>>>>

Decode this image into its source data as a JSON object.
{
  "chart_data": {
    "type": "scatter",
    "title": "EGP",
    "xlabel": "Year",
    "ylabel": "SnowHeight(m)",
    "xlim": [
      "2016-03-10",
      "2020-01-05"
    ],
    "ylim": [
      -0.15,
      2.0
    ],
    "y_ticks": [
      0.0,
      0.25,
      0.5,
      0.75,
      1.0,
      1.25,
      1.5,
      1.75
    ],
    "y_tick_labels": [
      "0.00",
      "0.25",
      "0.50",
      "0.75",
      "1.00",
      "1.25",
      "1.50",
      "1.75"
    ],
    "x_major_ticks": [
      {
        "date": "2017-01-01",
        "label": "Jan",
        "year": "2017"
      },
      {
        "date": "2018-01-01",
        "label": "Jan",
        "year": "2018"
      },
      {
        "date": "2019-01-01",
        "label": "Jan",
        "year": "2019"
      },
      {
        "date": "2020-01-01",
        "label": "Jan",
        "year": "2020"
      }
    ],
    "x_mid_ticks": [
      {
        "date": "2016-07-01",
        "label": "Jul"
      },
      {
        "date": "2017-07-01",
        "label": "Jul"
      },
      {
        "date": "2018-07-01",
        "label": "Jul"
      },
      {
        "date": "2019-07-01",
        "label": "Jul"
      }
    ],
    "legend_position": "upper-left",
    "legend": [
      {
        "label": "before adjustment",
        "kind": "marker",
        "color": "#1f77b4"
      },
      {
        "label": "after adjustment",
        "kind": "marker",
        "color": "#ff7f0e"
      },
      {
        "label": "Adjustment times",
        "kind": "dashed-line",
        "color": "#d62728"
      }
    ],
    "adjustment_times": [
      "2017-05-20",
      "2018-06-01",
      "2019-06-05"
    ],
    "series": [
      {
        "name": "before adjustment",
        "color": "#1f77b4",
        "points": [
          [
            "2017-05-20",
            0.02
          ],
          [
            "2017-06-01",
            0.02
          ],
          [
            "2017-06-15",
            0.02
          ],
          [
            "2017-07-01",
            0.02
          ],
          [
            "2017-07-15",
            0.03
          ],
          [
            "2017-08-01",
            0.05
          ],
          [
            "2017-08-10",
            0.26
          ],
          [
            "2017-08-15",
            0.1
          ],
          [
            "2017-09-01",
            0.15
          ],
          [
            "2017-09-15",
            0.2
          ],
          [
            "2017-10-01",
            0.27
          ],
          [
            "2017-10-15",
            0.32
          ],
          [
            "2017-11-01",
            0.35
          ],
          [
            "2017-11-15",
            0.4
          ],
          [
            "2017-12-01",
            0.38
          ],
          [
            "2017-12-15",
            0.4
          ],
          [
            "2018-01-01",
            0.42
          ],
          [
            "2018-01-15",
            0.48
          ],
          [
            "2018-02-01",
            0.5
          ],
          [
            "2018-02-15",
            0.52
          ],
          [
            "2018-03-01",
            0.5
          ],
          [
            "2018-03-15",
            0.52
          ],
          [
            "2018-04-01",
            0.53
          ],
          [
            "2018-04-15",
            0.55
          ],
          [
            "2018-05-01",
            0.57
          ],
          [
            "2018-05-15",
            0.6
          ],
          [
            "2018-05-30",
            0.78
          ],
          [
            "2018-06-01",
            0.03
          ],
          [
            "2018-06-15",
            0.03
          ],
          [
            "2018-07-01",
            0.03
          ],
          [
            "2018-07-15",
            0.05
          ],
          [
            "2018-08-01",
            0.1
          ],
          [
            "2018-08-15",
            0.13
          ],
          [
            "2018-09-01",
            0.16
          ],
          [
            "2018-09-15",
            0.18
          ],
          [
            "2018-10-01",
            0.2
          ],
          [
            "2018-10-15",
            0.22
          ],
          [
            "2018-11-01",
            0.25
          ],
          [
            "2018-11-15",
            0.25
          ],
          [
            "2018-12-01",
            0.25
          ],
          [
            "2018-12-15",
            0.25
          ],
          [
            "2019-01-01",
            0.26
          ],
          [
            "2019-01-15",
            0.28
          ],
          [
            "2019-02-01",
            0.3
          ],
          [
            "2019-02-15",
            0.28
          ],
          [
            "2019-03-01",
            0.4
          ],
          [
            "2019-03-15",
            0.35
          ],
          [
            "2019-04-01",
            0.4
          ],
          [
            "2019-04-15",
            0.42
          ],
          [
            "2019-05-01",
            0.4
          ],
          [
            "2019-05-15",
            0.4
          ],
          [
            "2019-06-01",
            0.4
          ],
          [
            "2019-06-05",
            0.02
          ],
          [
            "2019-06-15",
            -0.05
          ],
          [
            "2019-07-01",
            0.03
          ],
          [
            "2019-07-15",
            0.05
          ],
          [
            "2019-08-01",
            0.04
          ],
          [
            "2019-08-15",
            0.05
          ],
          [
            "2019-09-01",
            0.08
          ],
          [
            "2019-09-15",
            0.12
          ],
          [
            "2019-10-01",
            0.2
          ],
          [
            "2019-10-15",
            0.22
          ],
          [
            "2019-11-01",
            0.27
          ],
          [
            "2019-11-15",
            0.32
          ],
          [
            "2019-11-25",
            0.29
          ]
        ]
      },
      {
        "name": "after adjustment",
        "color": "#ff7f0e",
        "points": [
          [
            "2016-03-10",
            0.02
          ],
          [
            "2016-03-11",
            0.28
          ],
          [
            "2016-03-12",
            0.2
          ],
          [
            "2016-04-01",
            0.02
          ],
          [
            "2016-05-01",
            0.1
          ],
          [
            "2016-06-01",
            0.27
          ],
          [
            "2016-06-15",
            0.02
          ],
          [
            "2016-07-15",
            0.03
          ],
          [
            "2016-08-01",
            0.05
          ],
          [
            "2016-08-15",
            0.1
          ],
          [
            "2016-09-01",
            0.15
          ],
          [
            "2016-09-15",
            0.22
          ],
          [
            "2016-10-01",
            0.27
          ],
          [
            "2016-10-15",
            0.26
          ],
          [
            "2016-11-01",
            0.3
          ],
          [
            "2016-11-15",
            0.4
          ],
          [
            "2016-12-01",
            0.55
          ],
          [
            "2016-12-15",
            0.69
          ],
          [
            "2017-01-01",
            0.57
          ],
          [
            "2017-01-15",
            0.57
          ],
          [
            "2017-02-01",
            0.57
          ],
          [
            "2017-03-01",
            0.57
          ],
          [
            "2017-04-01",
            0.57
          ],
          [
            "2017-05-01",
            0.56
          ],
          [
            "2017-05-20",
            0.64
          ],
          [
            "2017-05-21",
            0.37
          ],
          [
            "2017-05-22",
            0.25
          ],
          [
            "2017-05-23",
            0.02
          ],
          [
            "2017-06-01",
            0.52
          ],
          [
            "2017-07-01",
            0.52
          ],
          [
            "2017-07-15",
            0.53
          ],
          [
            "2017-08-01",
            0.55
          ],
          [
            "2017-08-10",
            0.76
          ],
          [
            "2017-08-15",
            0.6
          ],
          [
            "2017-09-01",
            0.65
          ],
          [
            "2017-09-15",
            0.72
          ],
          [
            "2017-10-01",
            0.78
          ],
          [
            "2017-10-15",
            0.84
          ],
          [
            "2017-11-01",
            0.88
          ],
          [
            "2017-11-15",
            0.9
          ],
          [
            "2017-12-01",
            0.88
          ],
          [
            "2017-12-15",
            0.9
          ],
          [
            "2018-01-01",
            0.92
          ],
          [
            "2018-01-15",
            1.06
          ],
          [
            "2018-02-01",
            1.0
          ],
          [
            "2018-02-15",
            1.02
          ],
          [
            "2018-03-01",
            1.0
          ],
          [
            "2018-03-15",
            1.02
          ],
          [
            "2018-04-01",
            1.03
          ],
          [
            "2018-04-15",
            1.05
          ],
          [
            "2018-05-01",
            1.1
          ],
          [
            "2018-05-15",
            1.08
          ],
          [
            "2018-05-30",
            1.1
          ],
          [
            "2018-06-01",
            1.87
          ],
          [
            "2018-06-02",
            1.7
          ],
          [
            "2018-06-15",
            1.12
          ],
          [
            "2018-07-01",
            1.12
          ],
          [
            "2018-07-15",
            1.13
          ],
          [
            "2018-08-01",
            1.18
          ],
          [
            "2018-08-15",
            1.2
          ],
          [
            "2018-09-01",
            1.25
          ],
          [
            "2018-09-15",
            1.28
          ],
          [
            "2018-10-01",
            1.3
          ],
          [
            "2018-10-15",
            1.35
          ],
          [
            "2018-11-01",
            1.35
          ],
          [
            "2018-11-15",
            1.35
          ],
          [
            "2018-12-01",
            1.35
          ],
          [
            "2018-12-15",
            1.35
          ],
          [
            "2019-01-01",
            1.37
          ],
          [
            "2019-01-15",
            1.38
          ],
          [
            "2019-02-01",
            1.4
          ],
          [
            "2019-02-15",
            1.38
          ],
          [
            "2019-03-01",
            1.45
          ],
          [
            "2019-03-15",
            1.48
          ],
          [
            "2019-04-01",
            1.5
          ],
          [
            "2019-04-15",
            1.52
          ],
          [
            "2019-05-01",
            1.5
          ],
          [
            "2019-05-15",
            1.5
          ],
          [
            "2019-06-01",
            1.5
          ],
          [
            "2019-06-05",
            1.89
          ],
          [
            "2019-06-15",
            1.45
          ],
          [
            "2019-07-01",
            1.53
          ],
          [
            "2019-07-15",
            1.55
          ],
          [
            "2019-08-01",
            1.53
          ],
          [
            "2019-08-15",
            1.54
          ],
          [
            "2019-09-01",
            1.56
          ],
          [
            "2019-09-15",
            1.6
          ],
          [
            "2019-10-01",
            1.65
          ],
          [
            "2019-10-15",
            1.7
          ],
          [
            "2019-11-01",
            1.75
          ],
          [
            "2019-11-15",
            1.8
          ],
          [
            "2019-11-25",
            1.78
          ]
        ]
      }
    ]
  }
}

<<<<

Your task: Go through the listing above and pull out each line containing the word "before".

Task response:
        "label": "before adjustment",
        "name": "before adjustment",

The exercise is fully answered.